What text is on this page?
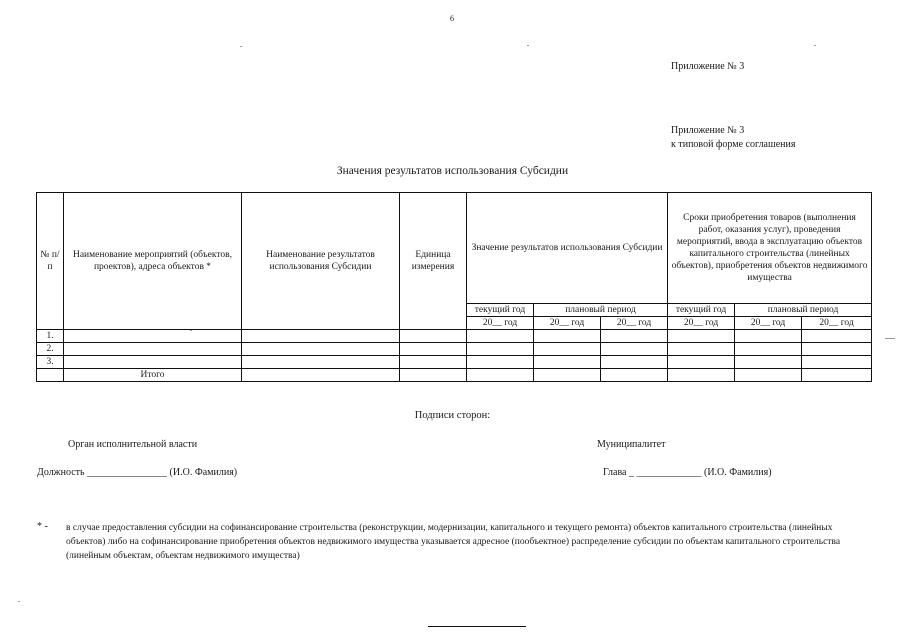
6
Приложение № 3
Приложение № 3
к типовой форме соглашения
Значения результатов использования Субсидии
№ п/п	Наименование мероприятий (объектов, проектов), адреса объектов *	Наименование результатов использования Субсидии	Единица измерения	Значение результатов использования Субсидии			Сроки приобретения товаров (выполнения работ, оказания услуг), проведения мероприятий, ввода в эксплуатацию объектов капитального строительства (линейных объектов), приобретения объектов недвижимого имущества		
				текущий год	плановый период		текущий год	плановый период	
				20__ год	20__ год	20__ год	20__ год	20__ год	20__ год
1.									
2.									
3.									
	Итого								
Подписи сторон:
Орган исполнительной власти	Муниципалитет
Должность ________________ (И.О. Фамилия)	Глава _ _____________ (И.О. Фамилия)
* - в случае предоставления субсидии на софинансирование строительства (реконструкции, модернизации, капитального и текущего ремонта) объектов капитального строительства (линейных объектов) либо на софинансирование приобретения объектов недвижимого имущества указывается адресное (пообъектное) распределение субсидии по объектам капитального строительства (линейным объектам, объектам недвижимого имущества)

* * *

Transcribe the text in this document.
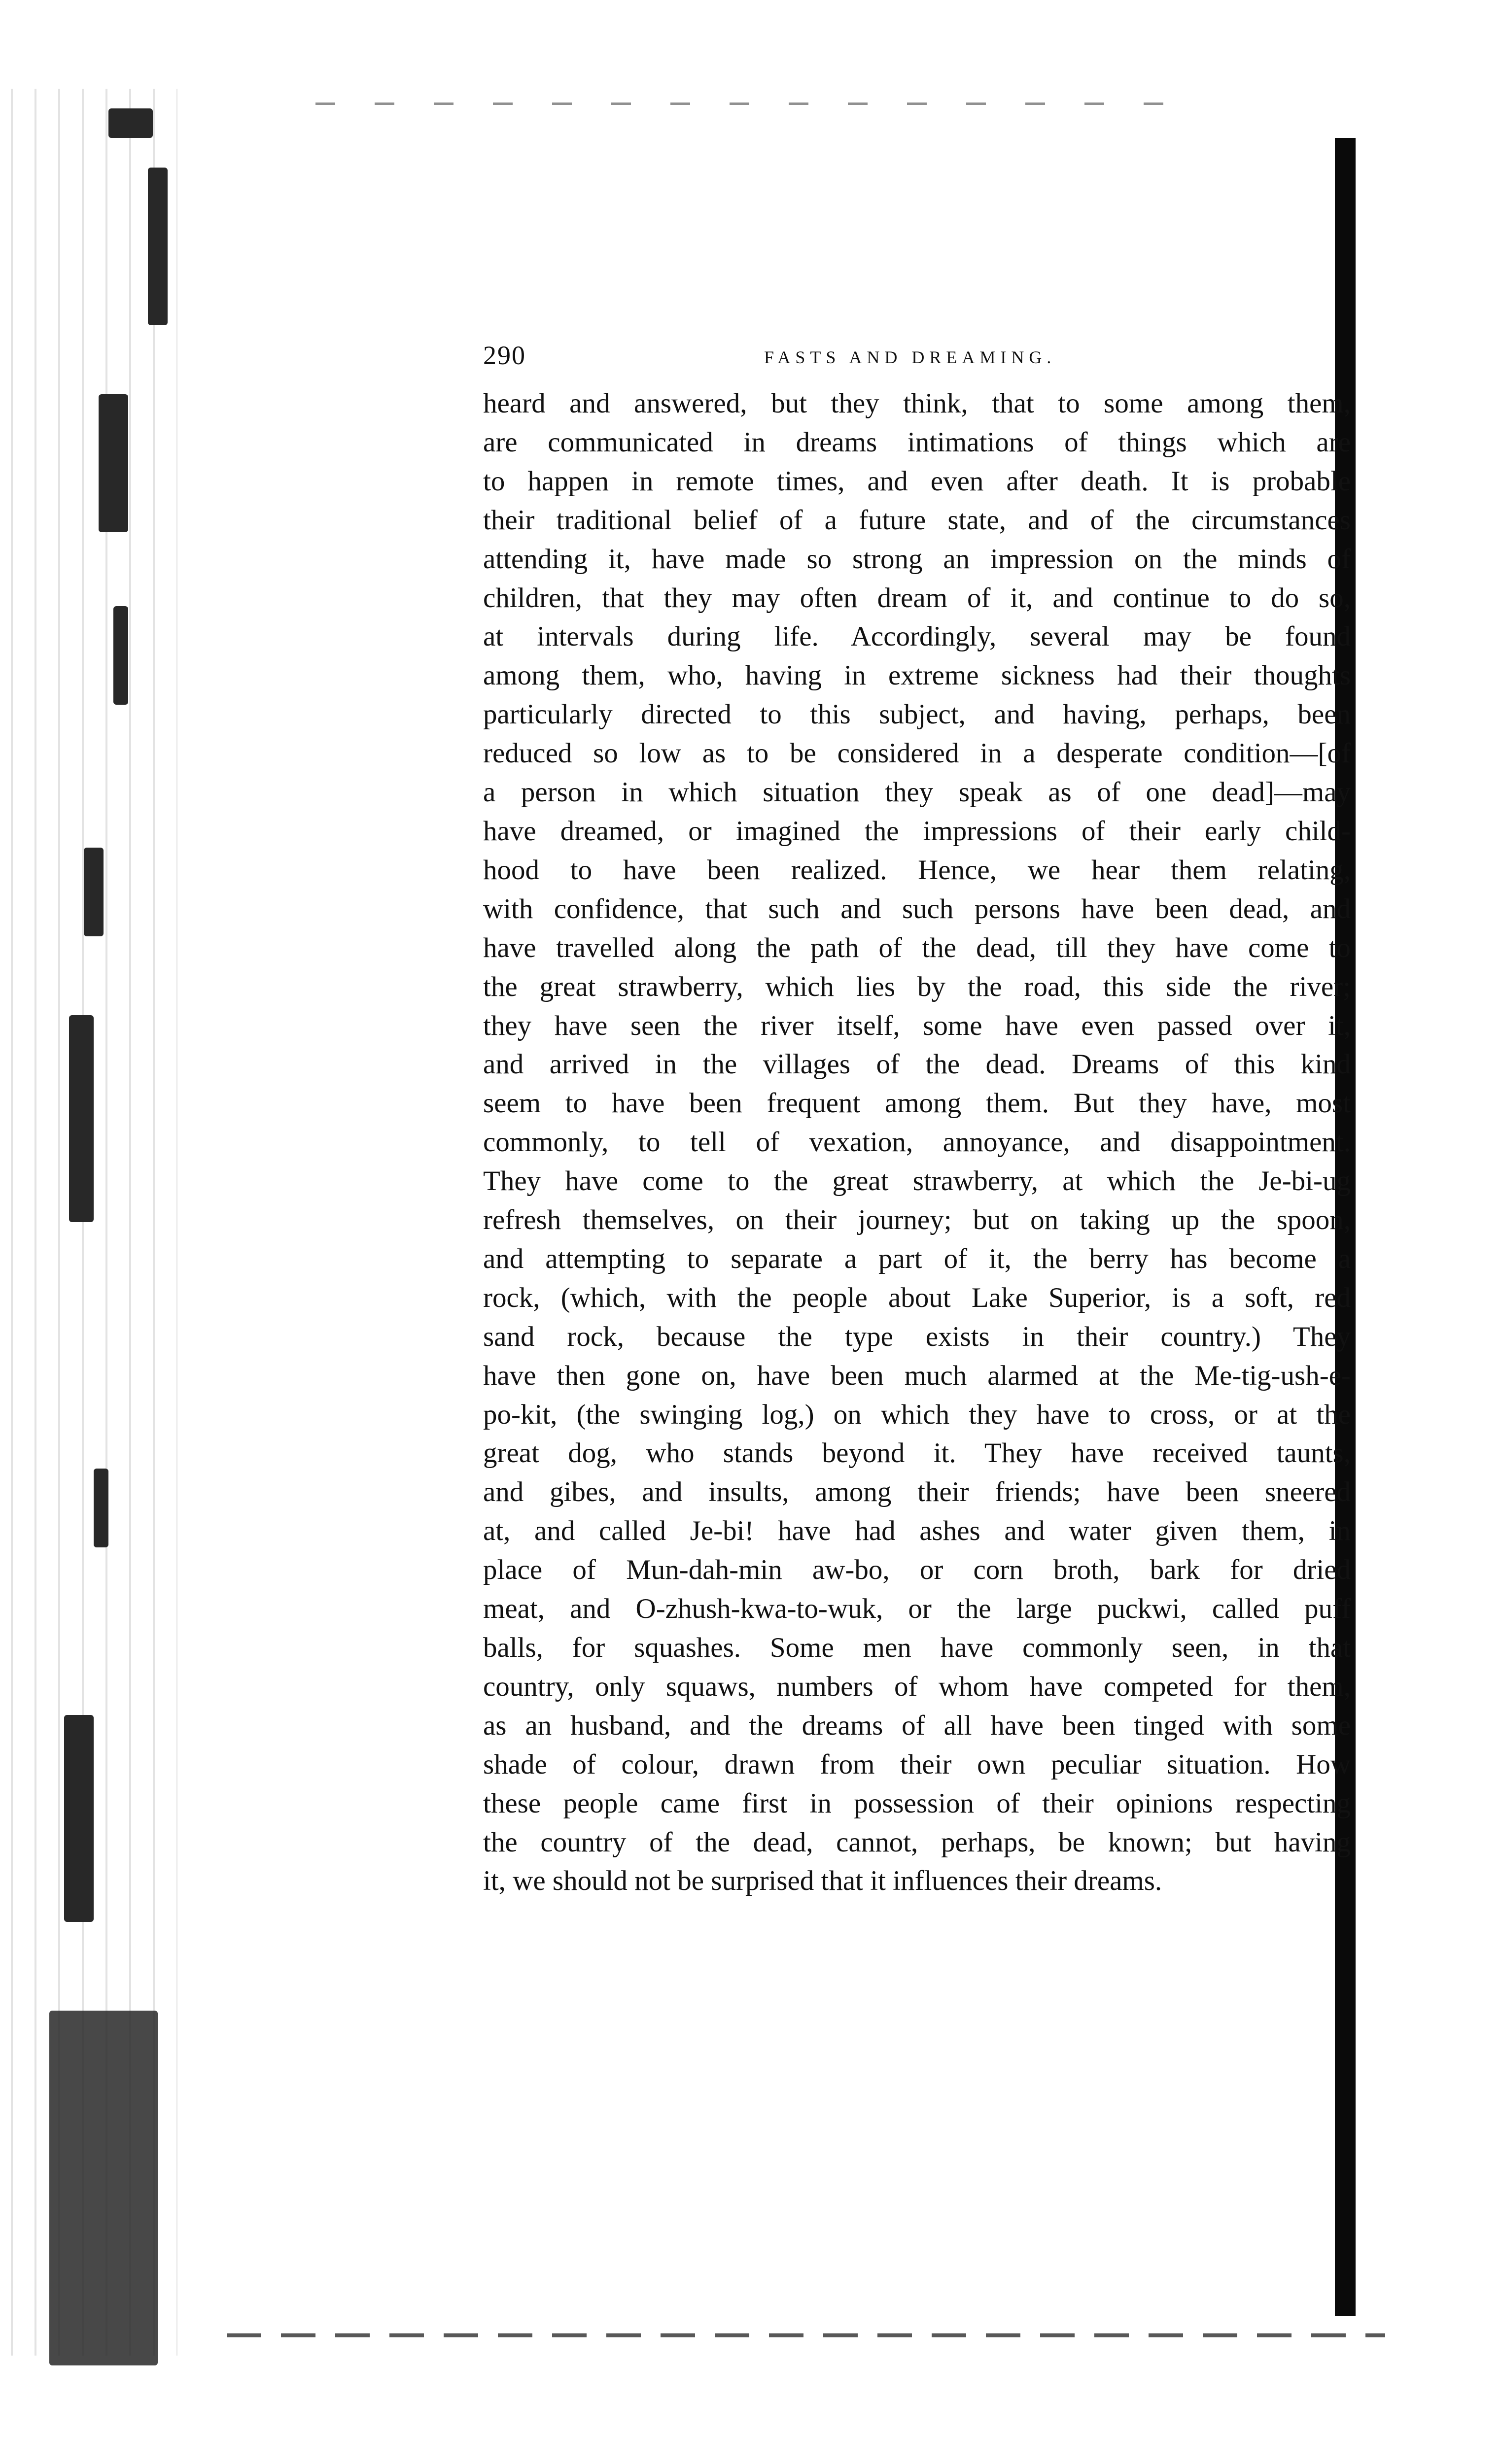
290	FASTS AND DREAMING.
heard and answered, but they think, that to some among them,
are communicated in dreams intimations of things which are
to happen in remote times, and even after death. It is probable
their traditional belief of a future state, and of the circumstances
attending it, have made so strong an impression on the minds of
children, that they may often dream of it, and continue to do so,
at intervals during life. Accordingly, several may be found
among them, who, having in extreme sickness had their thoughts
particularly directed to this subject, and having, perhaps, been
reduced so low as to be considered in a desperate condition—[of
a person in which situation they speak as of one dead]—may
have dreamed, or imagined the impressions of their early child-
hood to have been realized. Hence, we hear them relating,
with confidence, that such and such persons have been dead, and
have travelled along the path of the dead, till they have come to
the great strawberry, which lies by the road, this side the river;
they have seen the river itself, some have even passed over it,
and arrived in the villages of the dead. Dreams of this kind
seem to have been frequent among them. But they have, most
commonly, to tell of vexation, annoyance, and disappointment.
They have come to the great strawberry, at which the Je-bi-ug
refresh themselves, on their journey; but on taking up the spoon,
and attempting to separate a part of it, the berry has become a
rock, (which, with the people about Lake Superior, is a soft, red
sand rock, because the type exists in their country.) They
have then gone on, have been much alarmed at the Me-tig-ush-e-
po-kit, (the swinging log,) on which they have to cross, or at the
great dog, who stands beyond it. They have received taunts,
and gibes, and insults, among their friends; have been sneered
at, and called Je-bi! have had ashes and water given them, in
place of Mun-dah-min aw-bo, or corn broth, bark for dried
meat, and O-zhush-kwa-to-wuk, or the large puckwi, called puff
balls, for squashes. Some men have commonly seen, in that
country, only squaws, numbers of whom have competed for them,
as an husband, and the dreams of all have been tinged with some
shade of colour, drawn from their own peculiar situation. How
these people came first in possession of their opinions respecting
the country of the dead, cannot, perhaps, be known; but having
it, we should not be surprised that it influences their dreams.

*Problem description*
Gather every line containing the word "situation" and copy it.

*The output*
a person in which situation they speak as of one dead]—may
shade of colour, drawn from their own peculiar situation. How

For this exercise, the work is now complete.